[Stored entries]
+ + + + +
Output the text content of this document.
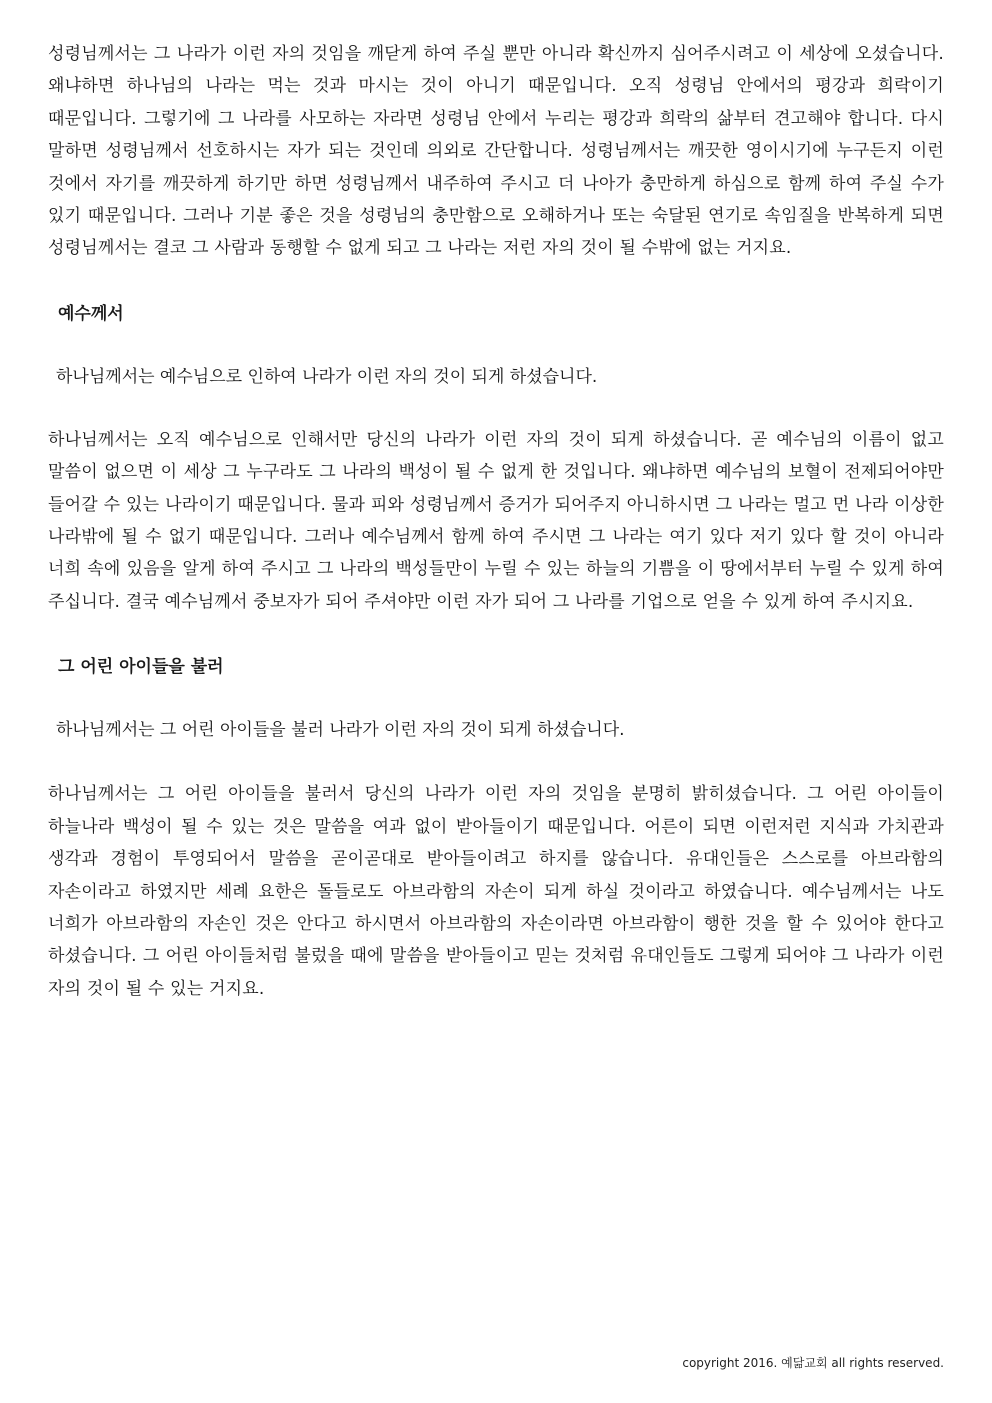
성령님께서는 그 나라가 이런 자의 것임을 깨닫게 하여 주실 뿐만 아니라 확신까지 심어주시려고 이 세상에 오셨습니다. 왜냐하면 하나님의 나라는 먹는 것과 마시는 것이 아니기 때문입니다. 오직 성령님 안에서의 평강과 희락이기 때문입니다. 그렇기에 그 나라를 사모하는 자라면 성령님 안에서 누리는 평강과 희락의 삶부터 견고해야 합니다. 다시 말하면 성령님께서 선호하시는 자가 되는 것인데 의외로 간단합니다. 성령님께서는 깨끗한 영이시기에 누구든지 이런 것에서 자기를 깨끗하게 하기만 하면 성령님께서 내주하여 주시고 더 나아가 충만하게 하심으로 함께 하여 주실 수가 있기 때문입니다. 그러나 기분 좋은 것을 성령님의 충만함으로 오해하거나 또는 숙달된 연기로 속임질을 반복하게 되면 성령님께서는 결코 그 사람과 동행할 수 없게 되고 그 나라는 저런 자의 것이 될 수밖에 없는 거지요.

예수께서

하나님께서는 예수님으로 인하여 나라가 이런 자의 것이 되게 하셨습니다.

하나님께서는 오직 예수님으로 인해서만 당신의 나라가 이런 자의 것이 되게 하셨습니다. 곧 예수님의 이름이 없고 말씀이 없으면 이 세상 그 누구라도 그 나라의 백성이 될 수 없게 한 것입니다. 왜냐하면 예수님의 보혈이 전제되어야만 들어갈 수 있는 나라이기 때문입니다. 물과 피와 성령님께서 증거가 되어주지 아니하시면 그 나라는 멀고 먼 나라 이상한 나라밖에 될 수 없기 때문입니다. 그러나 예수님께서 함께 하여 주시면 그 나라는 여기 있다 저기 있다 할 것이 아니라 너희 속에 있음을 알게 하여 주시고 그 나라의 백성들만이 누릴 수 있는 하늘의 기쁨을 이 땅에서부터 누릴 수 있게 하여 주십니다. 결국 예수님께서 중보자가 되어 주셔야만 이런 자가 되어 그 나라를 기업으로 얻을 수 있게 하여 주시지요.

그 어린 아이들을 불러

하나님께서는 그 어린 아이들을 불러 나라가 이런 자의 것이 되게 하셨습니다.

하나님께서는 그 어린 아이들을 불러서 당신의 나라가 이런 자의 것임을 분명히 밝히셨습니다. 그 어린 아이들이 하늘나라 백성이 될 수 있는 것은 말씀을 여과 없이 받아들이기 때문입니다. 어른이 되면 이런저런 지식과 가치관과 생각과 경험이 투영되어서 말씀을 곧이곧대로 받아들이려고 하지를 않습니다. 유대인들은 스스로를 아브라함의 자손이라고 하였지만 세례 요한은 돌들로도 아브라함의 자손이 되게 하실 것이라고 하였습니다. 예수님께서는 나도 너희가 아브라함의 자손인 것은 안다고 하시면서 아브라함의 자손이라면 아브라함이 행한 것을 할 수 있어야 한다고 하셨습니다. 그 어린 아이들처럼 불렀을 때에 말씀을 받아들이고 믿는 것처럼 유대인들도 그렇게 되어야 그 나라가 이런 자의 것이 될 수 있는 거지요.

copyright 2016. 예닮교회 all rights reserved.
+ + + + +
Stated problem.
In the listing, find every line containing the word "예수님으로" and list it.

Full answer.
하나님께서는 예수님으로 인하여 나라가 이런 자의 것이 되게 하셨습니다.
하나님께서는 오직 예수님으로 인해서만 당신의 나라가 이런 자의 것이 되게 하셨습니다. 곧 예수님의 이름이 없고 말씀이 없으면 이 세상 그 누구라도 그 나라의 백성이 될 수 없게 한 것입니다. 왜냐하면 예수님의 보혈이 전제되어야만 들어갈 수 있는 나라이기 때문입니다. 물과 피와 성령님께서 증거가 되어주지 아니하시면 그 나라는 멀고 먼 나라 이상한 나라밖에 될 수 없기 때문입니다. 그러나 예수님께서 함께 하여 주시면 그 나라는 여기 있다 저기 있다 할 것이 아니라 너희 속에 있음을 알게 하여 주시고 그 나라의 백성들만이 누릴 수 있는 하늘의 기쁨을 이 땅에서부터 누릴 수 있게 하여 주십니다. 결국 예수님께서 중보자가 되어 주셔야만 이런 자가 되어 그 나라를 기업으로 얻을 수 있게 하여 주시지요.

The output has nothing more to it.